What the exercise asks: Count the lines that include the string "this", and give only that number.

╭──

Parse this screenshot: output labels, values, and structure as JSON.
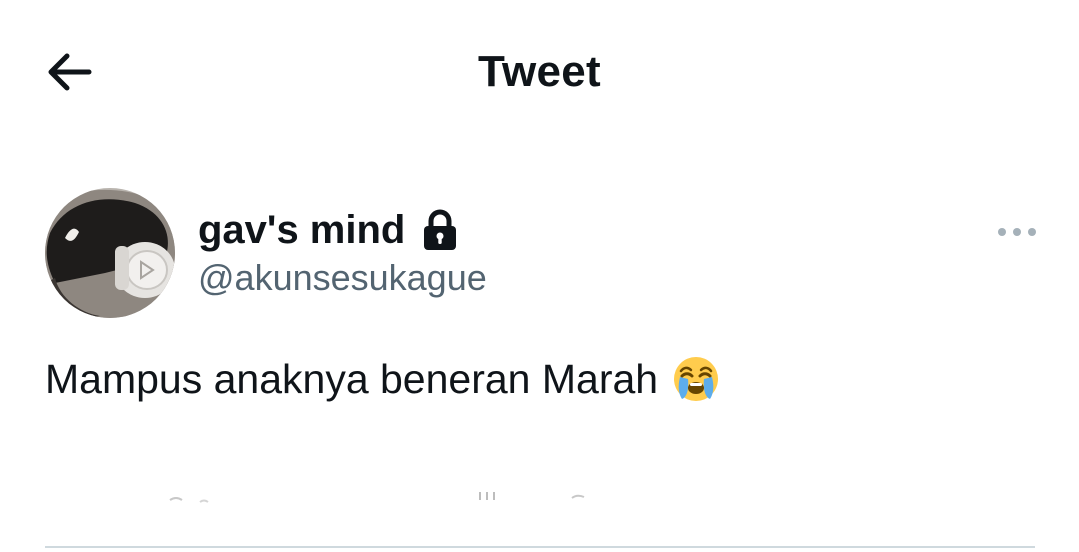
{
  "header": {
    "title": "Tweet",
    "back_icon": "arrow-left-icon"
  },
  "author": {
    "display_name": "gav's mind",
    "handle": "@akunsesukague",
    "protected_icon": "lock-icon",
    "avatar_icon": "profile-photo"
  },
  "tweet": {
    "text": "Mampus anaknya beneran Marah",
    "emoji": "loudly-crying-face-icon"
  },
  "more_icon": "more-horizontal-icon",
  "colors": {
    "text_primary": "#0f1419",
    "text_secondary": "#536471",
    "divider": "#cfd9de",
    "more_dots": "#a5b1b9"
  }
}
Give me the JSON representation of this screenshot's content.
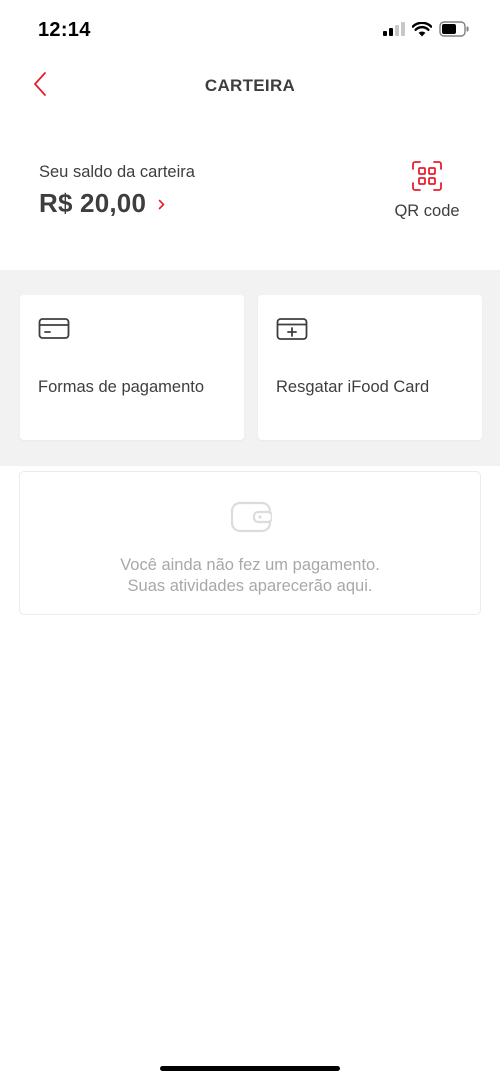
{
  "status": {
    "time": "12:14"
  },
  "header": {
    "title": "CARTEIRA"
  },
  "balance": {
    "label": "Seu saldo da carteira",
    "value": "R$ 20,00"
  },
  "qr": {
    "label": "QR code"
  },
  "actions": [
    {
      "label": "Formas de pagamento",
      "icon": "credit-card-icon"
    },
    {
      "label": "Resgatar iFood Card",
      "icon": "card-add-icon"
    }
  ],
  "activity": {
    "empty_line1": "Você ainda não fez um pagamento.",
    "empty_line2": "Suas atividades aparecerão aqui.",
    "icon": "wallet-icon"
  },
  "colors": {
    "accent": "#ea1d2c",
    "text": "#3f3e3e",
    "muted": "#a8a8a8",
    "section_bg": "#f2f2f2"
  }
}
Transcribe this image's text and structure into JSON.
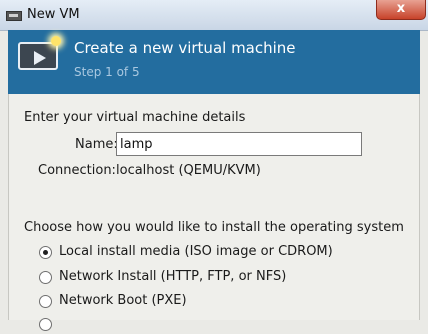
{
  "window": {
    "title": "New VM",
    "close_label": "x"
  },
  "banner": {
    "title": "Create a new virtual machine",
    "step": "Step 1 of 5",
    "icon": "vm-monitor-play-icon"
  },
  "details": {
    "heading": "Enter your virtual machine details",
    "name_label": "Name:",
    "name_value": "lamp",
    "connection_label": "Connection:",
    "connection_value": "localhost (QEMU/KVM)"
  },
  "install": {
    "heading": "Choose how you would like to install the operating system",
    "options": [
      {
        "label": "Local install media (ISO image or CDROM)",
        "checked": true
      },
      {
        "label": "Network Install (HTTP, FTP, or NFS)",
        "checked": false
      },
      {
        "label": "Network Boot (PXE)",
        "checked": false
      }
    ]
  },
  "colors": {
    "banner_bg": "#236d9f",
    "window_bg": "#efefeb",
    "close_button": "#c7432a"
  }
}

╰──
╭──

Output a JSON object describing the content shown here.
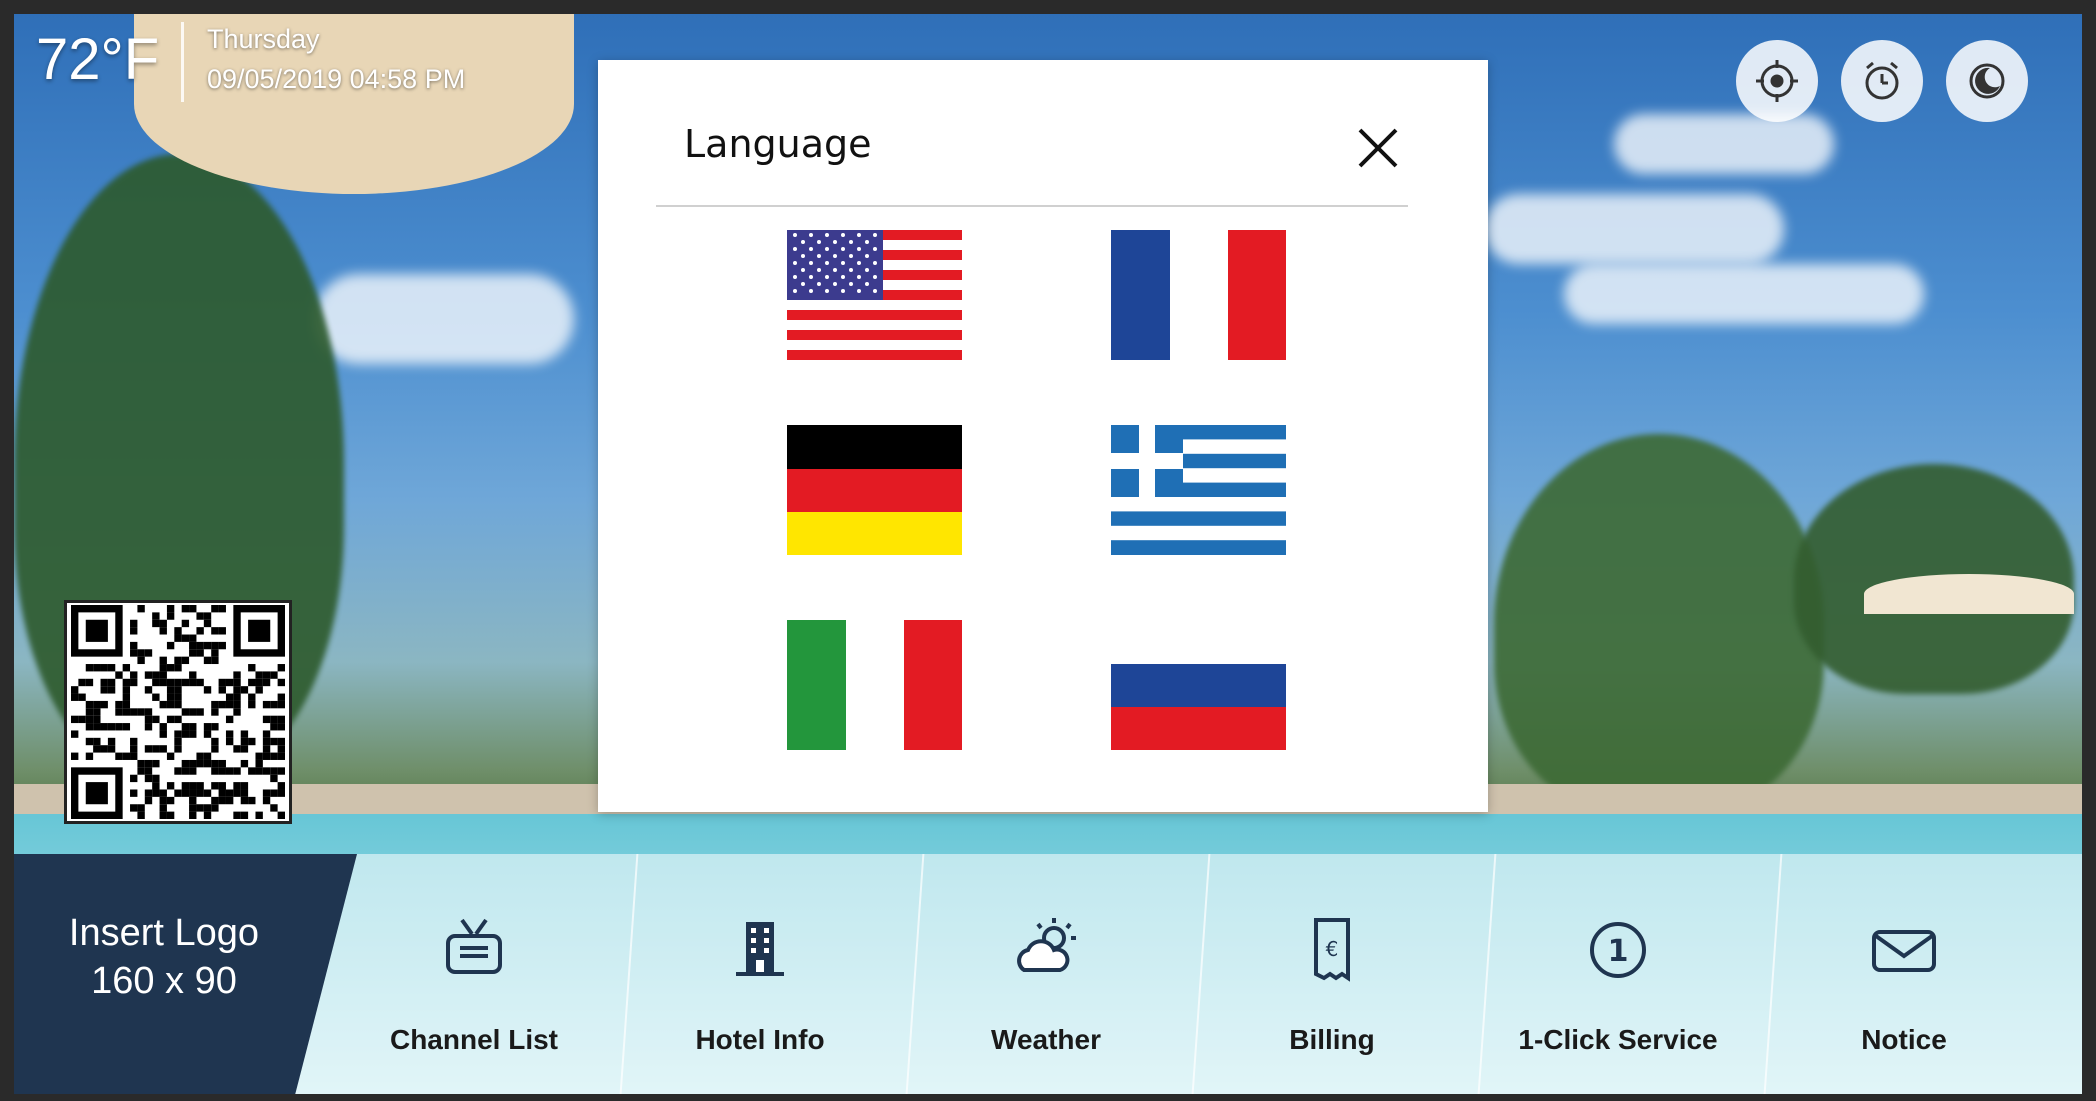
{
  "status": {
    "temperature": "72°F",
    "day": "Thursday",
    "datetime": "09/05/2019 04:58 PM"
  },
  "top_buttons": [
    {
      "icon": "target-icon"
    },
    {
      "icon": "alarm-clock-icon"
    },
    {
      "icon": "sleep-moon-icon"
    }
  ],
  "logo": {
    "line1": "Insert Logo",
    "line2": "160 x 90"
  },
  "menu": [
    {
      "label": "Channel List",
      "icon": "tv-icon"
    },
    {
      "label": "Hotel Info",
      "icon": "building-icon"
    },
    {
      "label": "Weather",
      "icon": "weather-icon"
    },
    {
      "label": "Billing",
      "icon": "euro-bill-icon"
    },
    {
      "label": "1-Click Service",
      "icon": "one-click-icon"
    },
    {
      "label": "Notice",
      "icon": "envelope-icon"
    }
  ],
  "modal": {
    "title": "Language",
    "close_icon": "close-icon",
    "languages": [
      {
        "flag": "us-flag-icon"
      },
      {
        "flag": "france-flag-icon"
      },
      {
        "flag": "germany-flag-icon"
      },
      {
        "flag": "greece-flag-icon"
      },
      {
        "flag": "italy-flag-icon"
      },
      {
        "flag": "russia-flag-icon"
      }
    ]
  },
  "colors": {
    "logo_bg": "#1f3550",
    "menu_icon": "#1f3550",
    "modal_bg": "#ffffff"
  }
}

╰──

Expected output: 3